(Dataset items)
------

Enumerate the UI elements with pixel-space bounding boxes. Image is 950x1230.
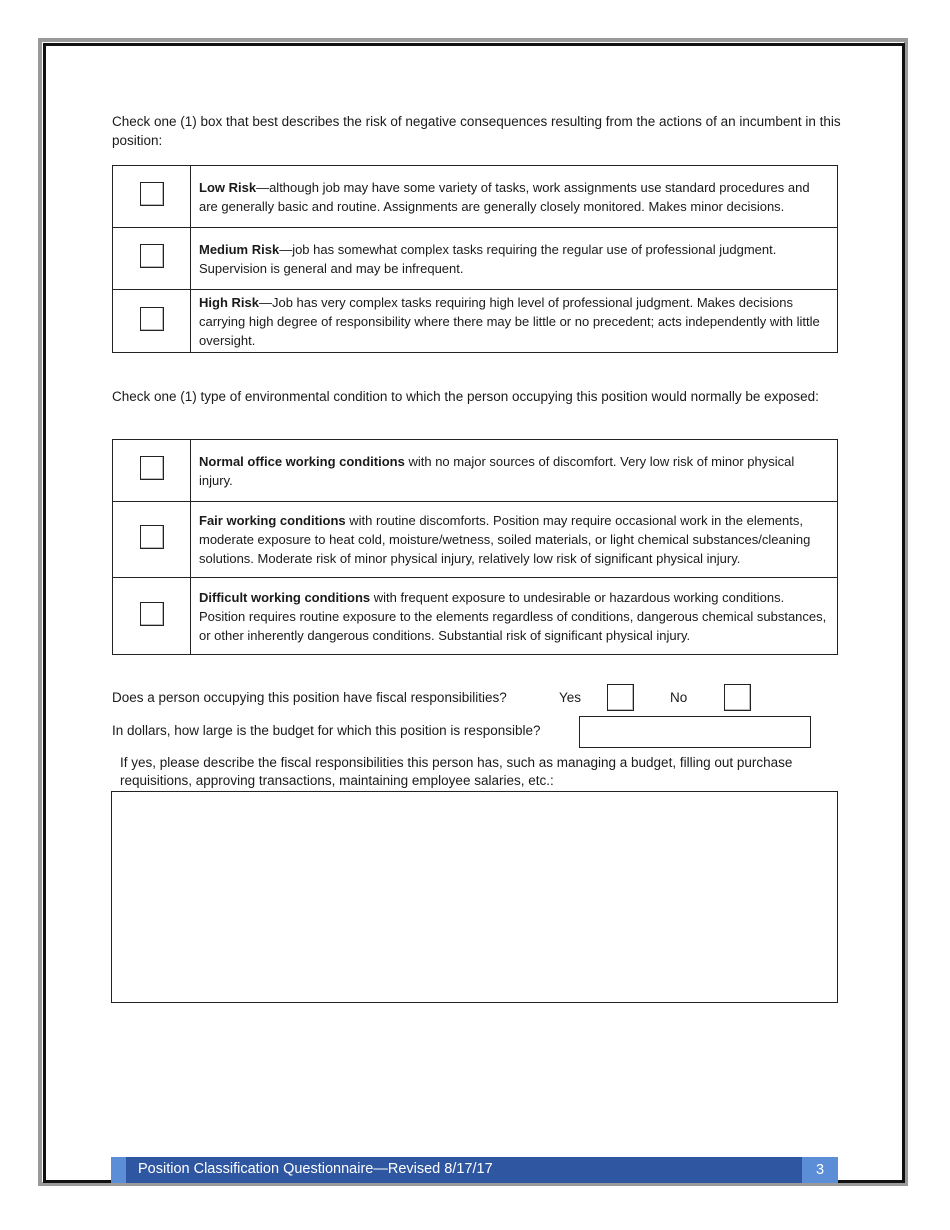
- environment-option-description: [191, 502, 838, 578]
- environment-checkbox-cell: [113, 502, 191, 578]
- environment-option-title: Normal office working conditions: [199, 453, 405, 469]
- fiscal-description-textarea[interactable]: [111, 791, 838, 1003]
- risk-checkbox-cell: [113, 166, 191, 228]
- environment-option-text: with no major sources of discomfort. Very low risk of minor physical injury.: [199, 453, 795, 488]
- risk-option-text: —job has somewhat complex tasks requiring the regular use of professional judgment. Supervision is general and may be infrequent.: [199, 241, 777, 276]
- environment-option-row: [113, 578, 838, 655]
- risk-prompt: Check one (1) box that best describes the risk of negative consequences resulting from the actions of an incumbent in this position:: [112, 114, 841, 148]
- risk-options-table: [112, 165, 838, 353]
- risk-option-text: —although job may have some variety of tasks, work assignments use standard procedures and are generally basic and routine. Assignments are generally closely monitored. Makes minor decisions.: [199, 179, 810, 214]
- risk-option-row: [113, 166, 838, 228]
- environment-option-title: Difficult working conditions: [199, 589, 371, 605]
- difficult-conditions-checkbox[interactable]: [140, 602, 164, 626]
- low-risk-checkbox[interactable]: [140, 182, 164, 206]
- risk-option-text: —Job has very complex tasks requiring high level of professional judgment. Makes decisions carrying high degree of responsibility where there may be little or no precedent; acts independently with little oversight.: [199, 294, 820, 348]
- fiscal-question: Does a person occupying this position have fiscal responsibilities?: [112, 690, 507, 705]
- risk-option-title: High Risk: [199, 294, 259, 310]
- high-risk-checkbox[interactable]: [140, 307, 164, 331]
- environment-option-row: [113, 440, 838, 502]
- risk-option-description: [191, 166, 838, 228]
- risk-option-title: Low Risk: [199, 179, 257, 195]
- fiscal-yes-checkbox[interactable]: [607, 684, 634, 711]
- environment-option-title: Fair working conditions: [199, 513, 346, 528]
- environment-option-text: with frequent exposure to undesirable or hazardous working conditions. Position requires routine exposure to the elements regardless of conditions, dangerous chemical substances, or other inherently dangerous conditions. Substantial risk of significant physical injury.: [199, 589, 827, 643]
- fiscal-no-label: No: [670, 690, 688, 705]
- risk-option-description: [191, 228, 838, 290]
- risk-option-row: [113, 228, 838, 290]
- normal-conditions-checkbox[interactable]: [140, 456, 164, 480]
- environment-checkbox-cell: [113, 578, 191, 655]
- footer-title: Position Classification Questionnaire—Revised 8/17/17: [138, 1161, 493, 1177]
- footer-accent: [111, 1157, 126, 1183]
- risk-option-row: [113, 290, 838, 353]
- page-footer: [111, 1157, 838, 1183]
- environment-checkbox-cell: [113, 440, 191, 502]
- fair-conditions-checkbox[interactable]: [140, 525, 164, 549]
- environment-option-row: [113, 502, 838, 578]
- risk-option-title: Medium Risk: [199, 241, 280, 257]
- fiscal-describe-prompt: If yes, please describe the fiscal responsibilities this person has, such as managing a budget, filling out purchase requisitions, approving transactions, maintaining employee salaries, etc.:: [120, 755, 793, 788]
- risk-option-description: [191, 290, 838, 353]
- medium-risk-checkbox[interactable]: [140, 244, 164, 268]
- fiscal-yes-label: Yes: [559, 690, 582, 705]
- budget-input[interactable]: [579, 716, 811, 748]
- environment-prompt: Check one (1) type of environmental condition to which the person occupying this position would normally be exposed:: [112, 389, 819, 404]
- environment-options-table: [112, 439, 838, 655]
- risk-checkbox-cell: [113, 228, 191, 290]
- environment-option-text: with routine discomforts. Position may require occasional work in the elements, moderate exposure to heat cold, moisture/wetness, soiled materials, or light chemical substances/cleaning solutions. Moderate risk of minor physical injury, relatively low risk of significant physical injury.: [199, 513, 811, 566]
- environment-option-description: [191, 578, 838, 655]
- page-number: 3: [802, 1157, 838, 1183]
- fiscal-no-checkbox[interactable]: [724, 684, 751, 711]
- budget-question: In dollars, how large is the budget for which this position is responsible?: [112, 723, 541, 738]
- environment-option-description: [191, 440, 838, 502]
- risk-checkbox-cell: [113, 290, 191, 353]
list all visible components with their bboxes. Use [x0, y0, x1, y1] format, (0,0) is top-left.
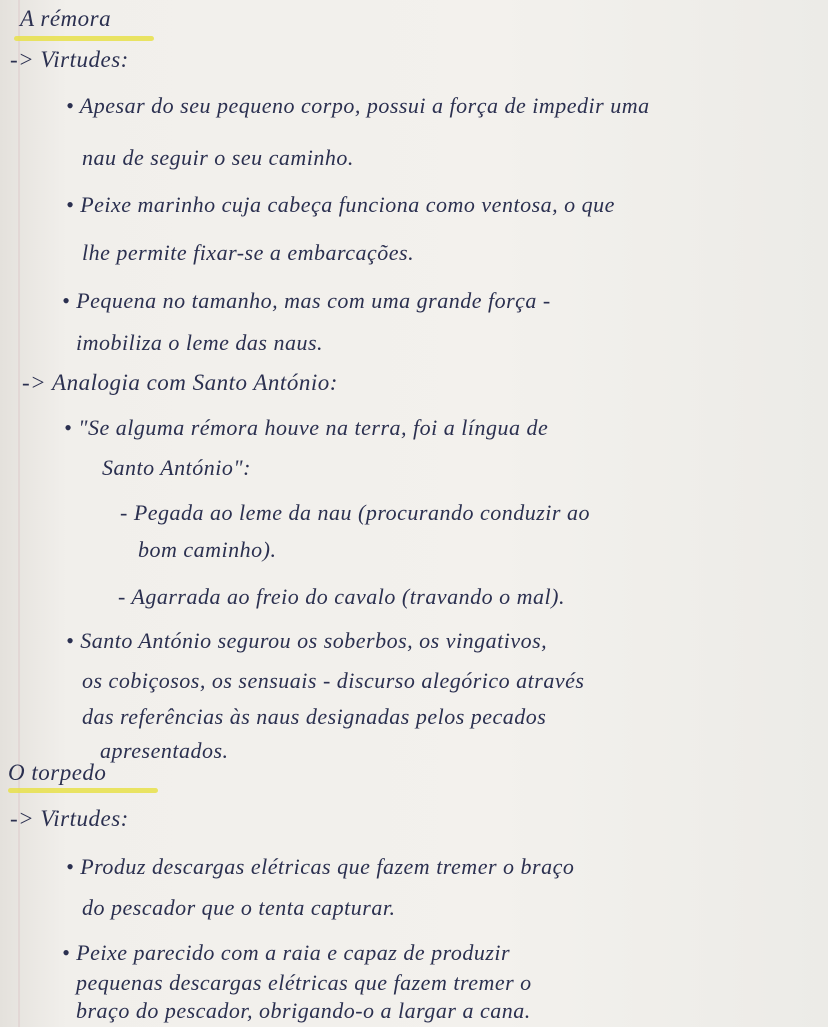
- section-title-remora: A rémora: [20, 6, 112, 31]
- virtudes-heading: -> Virtudes:: [10, 47, 129, 72]
- note-line: os cobiçosos, os sensuais - discurso alegórico através: [82, 668, 585, 693]
- note-line: imobiliza o leme das naus.: [76, 330, 324, 355]
- analogia-heading: -> Analogia com Santo António:: [22, 370, 338, 395]
- note-line: • Peixe parecido com a raia e capaz de produzir: [62, 940, 511, 965]
- note-line: • "Se alguma rémora houve na terra, foi a língua de: [64, 415, 549, 440]
- note-line: lhe permite fixar-se a embarcações.: [82, 240, 415, 265]
- title-highlight: [14, 36, 154, 41]
- note-line: • Produz descargas elétricas que fazem tremer o braço: [66, 854, 575, 879]
- virtudes-heading: -> Virtudes:: [10, 806, 129, 831]
- note-line: • Santo António segurou os soberbos, os vingativos,: [66, 628, 548, 653]
- page-margin-line: [18, 0, 20, 1027]
- note-line: • Pequena no tamanho, mas com uma grande força -: [62, 288, 551, 313]
- note-line: • Apesar do seu pequeno corpo, possui a força de impedir uma: [66, 93, 650, 118]
- note-line: Santo António":: [102, 455, 251, 480]
- note-line: das referências às naus designadas pelos pecados: [82, 704, 547, 729]
- note-line: - Agarrada ao freio do cavalo (travando o mal).: [118, 584, 565, 609]
- section-title-torpedo: O torpedo: [8, 760, 107, 785]
- note-line: braço do pescador, obrigando-o a largar a cana.: [76, 998, 531, 1023]
- note-line: • Peixe marinho cuja cabeça funciona como ventosa, o que: [66, 192, 615, 217]
- title-highlight: [8, 788, 158, 793]
- note-line: bom caminho).: [138, 537, 277, 562]
- note-line: nau de seguir o seu caminho.: [82, 145, 354, 170]
- note-line: apresentados.: [100, 738, 229, 763]
- note-line: pequenas descargas elétricas que fazem tremer o: [76, 970, 532, 995]
- note-line: do pescador que o tenta capturar.: [82, 895, 396, 920]
- note-line: - Pegada ao leme da nau (procurando conduzir ao: [120, 500, 590, 525]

------

Reproduce all of the lines above verbatim, leaving out the pictures.

◆ EXERCISE RESULT ◆
Enumerate the UI elements with pixel-space bounding boxes. Image is 950x1230.
- environment-option-description: [191, 502, 838, 578]
- environment-checkbox-cell: [113, 502, 191, 578]
- environment-option-title: Normal office working conditions: [199, 453, 405, 469]
- fiscal-description-textarea[interactable]: [111, 791, 838, 1003]
- risk-checkbox-cell: [113, 166, 191, 228]
- environment-option-text: with no major sources of discomfort. Very low risk of minor physical injury.: [199, 453, 795, 488]
- risk-option-text: —job has somewhat complex tasks requiring the regular use of professional judgment. Supervision is general and may be infrequent.: [199, 241, 777, 276]
- environment-option-row: [113, 578, 838, 655]
- risk-prompt: Check one (1) box that best describes the risk of negative consequences resulting from the actions of an incumbent in this position:: [112, 114, 841, 148]
- risk-options-table: [112, 165, 838, 353]
- risk-option-text: —although job may have some variety of tasks, work assignments use standard procedures and are generally basic and routine. Assignments are generally closely monitored. Makes minor decisions.: [199, 179, 810, 214]
- risk-option-row: [113, 166, 838, 228]
- environment-option-title: Difficult working conditions: [199, 589, 371, 605]
- difficult-conditions-checkbox[interactable]: [140, 602, 164, 626]
- low-risk-checkbox[interactable]: [140, 182, 164, 206]
- risk-option-text: —Job has very complex tasks requiring high level of professional judgment. Makes decisions carrying high degree of responsibility where there may be little or no precedent; acts independently with little oversight.: [199, 294, 820, 348]
- fiscal-question: Does a person occupying this position have fiscal responsibilities?: [112, 690, 507, 705]
- risk-option-title: High Risk: [199, 294, 259, 310]
- high-risk-checkbox[interactable]: [140, 307, 164, 331]
- environment-option-row: [113, 440, 838, 502]
- risk-option-description: [191, 166, 838, 228]
- risk-option-title: Low Risk: [199, 179, 257, 195]
- fiscal-yes-checkbox[interactable]: [607, 684, 634, 711]
- environment-option-title: Fair working conditions: [199, 513, 346, 528]
- environment-option-text: with frequent exposure to undesirable or hazardous working conditions. Position requires routine exposure to the elements regardless of conditions, dangerous chemical substances, or other inherently dangerous conditions. Substantial risk of significant physical injury.: [199, 589, 827, 643]
- fiscal-no-label: No: [670, 690, 688, 705]
- risk-option-description: [191, 228, 838, 290]
- risk-option-row: [113, 228, 838, 290]
- normal-conditions-checkbox[interactable]: [140, 456, 164, 480]
- environment-checkbox-cell: [113, 578, 191, 655]
- footer-title: Position Classification Questionnaire—Revised 8/17/17: [138, 1161, 493, 1177]
- footer-accent: [111, 1157, 126, 1183]
- risk-option-row: [113, 290, 838, 353]
- page-footer: [111, 1157, 838, 1183]
- environment-checkbox-cell: [113, 440, 191, 502]
- fair-conditions-checkbox[interactable]: [140, 525, 164, 549]
- environment-option-row: [113, 502, 838, 578]
- risk-option-title: Medium Risk: [199, 241, 280, 257]
- fiscal-describe-prompt: If yes, please describe the fiscal responsibilities this person has, such as managing a budget, filling out purchase requisitions, approving transactions, maintaining employee salaries, etc.:: [120, 755, 793, 788]
- risk-option-description: [191, 290, 838, 353]
- medium-risk-checkbox[interactable]: [140, 244, 164, 268]
- fiscal-yes-label: Yes: [559, 690, 582, 705]
- budget-input[interactable]: [579, 716, 811, 748]
- environment-prompt: Check one (1) type of environmental condition to which the person occupying this position would normally be exposed:: [112, 389, 819, 404]
- environment-options-table: [112, 439, 838, 655]
- risk-checkbox-cell: [113, 228, 191, 290]
- environment-option-text: with routine discomforts. Position may require occasional work in the elements, moderate exposure to heat cold, moisture/wetness, soiled materials, or light chemical substances/cleaning solutions. Moderate risk of minor physical injury, relatively low risk of significant physical injury.: [199, 513, 811, 566]
- environment-option-description: [191, 578, 838, 655]
- page-number: 3: [802, 1157, 838, 1183]
- fiscal-no-checkbox[interactable]: [724, 684, 751, 711]
- budget-question: In dollars, how large is the budget for which this position is responsible?: [112, 723, 541, 738]
- environment-option-description: [191, 440, 838, 502]
- risk-checkbox-cell: [113, 290, 191, 353]
list all visible components with their bboxes. Use [x0, y0, x1, y1] format, (0,0) is top-left.
- section-title-remora: A rémora: [20, 6, 112, 31]
- virtudes-heading: -> Virtudes:: [10, 47, 129, 72]
- note-line: os cobiçosos, os sensuais - discurso alegórico através: [82, 668, 585, 693]
- note-line: imobiliza o leme das naus.: [76, 330, 324, 355]
- analogia-heading: -> Analogia com Santo António:: [22, 370, 338, 395]
- note-line: • Peixe parecido com a raia e capaz de produzir: [62, 940, 511, 965]
- note-line: • "Se alguma rémora houve na terra, foi a língua de: [64, 415, 549, 440]
- note-line: lhe permite fixar-se a embarcações.: [82, 240, 415, 265]
- title-highlight: [14, 36, 154, 41]
- note-line: • Produz descargas elétricas que fazem tremer o braço: [66, 854, 575, 879]
- virtudes-heading: -> Virtudes:: [10, 806, 129, 831]
- note-line: • Santo António segurou os soberbos, os vingativos,: [66, 628, 548, 653]
- page-margin-line: [18, 0, 20, 1027]
- note-line: • Pequena no tamanho, mas com uma grande força -: [62, 288, 551, 313]
- note-line: • Apesar do seu pequeno corpo, possui a força de impedir uma: [66, 93, 650, 118]
- note-line: Santo António":: [102, 455, 251, 480]
- note-line: das referências às naus designadas pelos pecados: [82, 704, 547, 729]
- note-line: - Agarrada ao freio do cavalo (travando o mal).: [118, 584, 565, 609]
- section-title-torpedo: O torpedo: [8, 760, 107, 785]
- note-line: braço do pescador, obrigando-o a largar a cana.: [76, 998, 531, 1023]
- note-line: • Peixe marinho cuja cabeça funciona como ventosa, o que: [66, 192, 615, 217]
- title-highlight: [8, 788, 158, 793]
- note-line: bom caminho).: [138, 537, 277, 562]
- note-line: nau de seguir o seu caminho.: [82, 145, 354, 170]
- note-line: apresentados.: [100, 738, 229, 763]
- note-line: pequenas descargas elétricas que fazem tremer o: [76, 970, 532, 995]
- note-line: do pescador que o tenta capturar.: [82, 895, 396, 920]
- note-line: - Pegada ao leme da nau (procurando conduzir ao: [120, 500, 590, 525]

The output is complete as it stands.